» What to do
In the entries, find all lines that hold the word "text" and copy them.

» Supplied data
────────────────
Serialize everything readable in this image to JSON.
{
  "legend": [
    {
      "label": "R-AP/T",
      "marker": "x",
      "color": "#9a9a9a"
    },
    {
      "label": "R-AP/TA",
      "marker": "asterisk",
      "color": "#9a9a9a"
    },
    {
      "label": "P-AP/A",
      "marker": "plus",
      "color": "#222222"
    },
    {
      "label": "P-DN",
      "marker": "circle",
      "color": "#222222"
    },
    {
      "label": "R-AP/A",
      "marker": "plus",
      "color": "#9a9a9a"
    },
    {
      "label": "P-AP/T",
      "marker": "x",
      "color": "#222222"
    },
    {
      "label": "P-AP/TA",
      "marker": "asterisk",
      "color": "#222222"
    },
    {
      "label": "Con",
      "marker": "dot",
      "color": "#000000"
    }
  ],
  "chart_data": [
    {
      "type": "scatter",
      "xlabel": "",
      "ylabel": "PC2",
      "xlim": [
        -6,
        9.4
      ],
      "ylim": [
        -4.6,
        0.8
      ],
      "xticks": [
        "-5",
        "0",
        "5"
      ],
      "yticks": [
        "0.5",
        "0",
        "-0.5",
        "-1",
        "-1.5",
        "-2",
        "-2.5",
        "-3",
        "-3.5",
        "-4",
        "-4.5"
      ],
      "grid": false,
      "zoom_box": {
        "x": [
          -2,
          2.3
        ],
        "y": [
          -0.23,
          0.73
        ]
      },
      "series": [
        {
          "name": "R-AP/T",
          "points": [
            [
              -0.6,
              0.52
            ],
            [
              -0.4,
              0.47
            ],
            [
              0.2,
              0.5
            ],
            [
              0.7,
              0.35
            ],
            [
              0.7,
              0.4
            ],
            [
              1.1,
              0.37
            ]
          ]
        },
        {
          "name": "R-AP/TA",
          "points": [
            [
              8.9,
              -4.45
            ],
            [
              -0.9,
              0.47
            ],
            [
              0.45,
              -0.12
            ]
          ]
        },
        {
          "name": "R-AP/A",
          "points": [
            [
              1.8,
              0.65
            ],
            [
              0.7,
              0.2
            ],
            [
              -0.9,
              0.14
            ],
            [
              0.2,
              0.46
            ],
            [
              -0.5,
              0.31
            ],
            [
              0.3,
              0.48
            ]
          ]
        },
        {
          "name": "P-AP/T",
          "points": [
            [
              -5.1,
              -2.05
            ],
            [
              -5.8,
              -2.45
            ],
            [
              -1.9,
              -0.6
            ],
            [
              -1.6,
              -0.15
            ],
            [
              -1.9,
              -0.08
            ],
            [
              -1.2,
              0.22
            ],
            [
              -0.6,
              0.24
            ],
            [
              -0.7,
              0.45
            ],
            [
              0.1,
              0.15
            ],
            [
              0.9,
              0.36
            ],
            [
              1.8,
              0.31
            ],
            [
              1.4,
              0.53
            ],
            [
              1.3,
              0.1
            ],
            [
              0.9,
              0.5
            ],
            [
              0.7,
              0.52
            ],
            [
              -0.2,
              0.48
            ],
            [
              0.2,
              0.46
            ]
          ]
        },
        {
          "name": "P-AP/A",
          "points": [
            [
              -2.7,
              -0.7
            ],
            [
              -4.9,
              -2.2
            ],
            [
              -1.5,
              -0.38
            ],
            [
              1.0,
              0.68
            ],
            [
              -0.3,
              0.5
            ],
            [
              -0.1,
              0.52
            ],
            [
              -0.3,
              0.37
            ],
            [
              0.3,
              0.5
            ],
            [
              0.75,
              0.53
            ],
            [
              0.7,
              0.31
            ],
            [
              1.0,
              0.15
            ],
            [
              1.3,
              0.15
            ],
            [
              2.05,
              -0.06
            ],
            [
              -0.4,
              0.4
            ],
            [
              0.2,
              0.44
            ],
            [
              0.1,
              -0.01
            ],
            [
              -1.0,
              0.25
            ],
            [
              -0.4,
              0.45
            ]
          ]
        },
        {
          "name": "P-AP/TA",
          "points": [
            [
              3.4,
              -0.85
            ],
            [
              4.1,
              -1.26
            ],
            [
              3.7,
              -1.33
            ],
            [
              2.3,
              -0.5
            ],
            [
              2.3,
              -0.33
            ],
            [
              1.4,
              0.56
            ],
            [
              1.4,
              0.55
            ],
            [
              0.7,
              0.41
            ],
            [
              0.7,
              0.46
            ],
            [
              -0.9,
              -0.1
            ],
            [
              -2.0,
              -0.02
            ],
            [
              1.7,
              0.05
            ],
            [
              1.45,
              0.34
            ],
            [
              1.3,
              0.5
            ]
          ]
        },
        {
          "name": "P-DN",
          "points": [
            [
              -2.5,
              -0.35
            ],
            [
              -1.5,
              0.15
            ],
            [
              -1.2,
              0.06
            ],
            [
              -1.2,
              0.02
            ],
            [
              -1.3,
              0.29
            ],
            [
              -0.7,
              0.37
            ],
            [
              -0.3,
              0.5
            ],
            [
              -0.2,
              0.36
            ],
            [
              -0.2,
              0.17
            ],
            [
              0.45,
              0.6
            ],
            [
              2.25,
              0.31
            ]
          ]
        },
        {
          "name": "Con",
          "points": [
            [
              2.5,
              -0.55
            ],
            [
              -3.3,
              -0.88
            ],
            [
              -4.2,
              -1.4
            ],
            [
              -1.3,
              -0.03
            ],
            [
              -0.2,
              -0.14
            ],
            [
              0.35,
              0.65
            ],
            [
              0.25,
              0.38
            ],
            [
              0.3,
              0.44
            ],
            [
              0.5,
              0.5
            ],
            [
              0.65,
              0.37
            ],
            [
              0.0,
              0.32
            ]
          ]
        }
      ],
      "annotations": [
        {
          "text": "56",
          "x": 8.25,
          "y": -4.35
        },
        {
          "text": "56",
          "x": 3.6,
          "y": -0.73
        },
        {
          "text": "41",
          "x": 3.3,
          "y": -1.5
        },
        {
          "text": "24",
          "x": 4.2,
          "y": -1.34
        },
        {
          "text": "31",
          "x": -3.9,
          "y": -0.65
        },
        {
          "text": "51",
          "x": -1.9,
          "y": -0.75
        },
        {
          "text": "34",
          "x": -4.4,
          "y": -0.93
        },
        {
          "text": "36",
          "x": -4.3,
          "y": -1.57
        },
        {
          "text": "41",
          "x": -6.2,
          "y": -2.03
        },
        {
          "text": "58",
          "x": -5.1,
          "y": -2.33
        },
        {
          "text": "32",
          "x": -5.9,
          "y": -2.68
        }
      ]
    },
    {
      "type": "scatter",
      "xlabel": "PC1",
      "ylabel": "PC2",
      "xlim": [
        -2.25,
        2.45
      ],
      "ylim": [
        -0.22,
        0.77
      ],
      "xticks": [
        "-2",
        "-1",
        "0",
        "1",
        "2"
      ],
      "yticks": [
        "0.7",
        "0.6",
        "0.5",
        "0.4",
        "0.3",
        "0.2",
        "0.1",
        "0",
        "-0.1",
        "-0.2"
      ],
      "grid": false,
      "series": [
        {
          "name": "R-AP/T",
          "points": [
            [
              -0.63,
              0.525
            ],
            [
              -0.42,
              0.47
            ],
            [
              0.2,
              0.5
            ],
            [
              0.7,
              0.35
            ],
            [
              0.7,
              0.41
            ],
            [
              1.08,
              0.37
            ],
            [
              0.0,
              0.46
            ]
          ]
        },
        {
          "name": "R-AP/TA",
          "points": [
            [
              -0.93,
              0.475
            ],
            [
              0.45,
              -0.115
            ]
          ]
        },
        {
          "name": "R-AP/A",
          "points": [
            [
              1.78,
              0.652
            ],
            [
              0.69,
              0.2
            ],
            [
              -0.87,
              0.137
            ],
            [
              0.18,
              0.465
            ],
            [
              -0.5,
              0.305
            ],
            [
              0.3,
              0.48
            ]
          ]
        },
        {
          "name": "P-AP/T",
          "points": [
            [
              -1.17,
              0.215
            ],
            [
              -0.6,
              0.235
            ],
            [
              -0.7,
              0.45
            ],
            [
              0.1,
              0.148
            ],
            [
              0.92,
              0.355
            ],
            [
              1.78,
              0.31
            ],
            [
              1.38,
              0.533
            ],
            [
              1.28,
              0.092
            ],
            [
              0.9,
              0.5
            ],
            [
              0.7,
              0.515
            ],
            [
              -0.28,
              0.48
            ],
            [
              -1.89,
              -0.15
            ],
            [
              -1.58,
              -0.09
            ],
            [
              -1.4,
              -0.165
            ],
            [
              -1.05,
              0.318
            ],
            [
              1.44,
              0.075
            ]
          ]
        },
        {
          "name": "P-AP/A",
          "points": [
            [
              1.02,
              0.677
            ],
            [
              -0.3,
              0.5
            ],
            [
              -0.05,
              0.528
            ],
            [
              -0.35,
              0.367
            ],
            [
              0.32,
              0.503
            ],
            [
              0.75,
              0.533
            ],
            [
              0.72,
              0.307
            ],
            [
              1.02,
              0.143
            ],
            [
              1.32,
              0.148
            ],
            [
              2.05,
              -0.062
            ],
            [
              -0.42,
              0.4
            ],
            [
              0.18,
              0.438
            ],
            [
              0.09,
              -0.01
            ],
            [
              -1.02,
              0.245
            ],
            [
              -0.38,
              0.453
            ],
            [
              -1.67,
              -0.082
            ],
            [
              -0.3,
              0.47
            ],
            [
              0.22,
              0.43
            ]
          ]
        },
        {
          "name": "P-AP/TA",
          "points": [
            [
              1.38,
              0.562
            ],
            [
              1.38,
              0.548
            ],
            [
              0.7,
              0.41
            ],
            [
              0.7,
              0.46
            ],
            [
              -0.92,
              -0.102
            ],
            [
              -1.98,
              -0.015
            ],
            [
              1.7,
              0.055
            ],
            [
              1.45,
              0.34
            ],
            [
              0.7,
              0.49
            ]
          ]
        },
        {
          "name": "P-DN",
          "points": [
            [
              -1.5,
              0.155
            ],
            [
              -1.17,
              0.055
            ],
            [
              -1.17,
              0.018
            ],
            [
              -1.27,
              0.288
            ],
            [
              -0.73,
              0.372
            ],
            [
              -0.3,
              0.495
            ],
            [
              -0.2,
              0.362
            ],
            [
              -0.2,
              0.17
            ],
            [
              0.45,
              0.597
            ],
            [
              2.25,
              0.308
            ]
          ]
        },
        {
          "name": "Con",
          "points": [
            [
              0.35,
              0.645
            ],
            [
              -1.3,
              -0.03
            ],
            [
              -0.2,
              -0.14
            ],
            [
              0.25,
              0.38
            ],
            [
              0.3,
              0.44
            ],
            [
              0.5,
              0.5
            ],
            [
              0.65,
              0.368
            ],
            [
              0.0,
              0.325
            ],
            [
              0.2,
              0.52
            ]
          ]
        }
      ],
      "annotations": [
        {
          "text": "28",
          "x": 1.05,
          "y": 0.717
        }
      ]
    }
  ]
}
────────────────
» Complete answer
          "text": "56",
          "text": "56",
          "text": "41",
          "text": "24",
          "text": "31",
          "text": "51",
          "text": "34",
          "text": "36",
          "text": "41",
          "text": "58",
          "text": "32",
          "text": "28",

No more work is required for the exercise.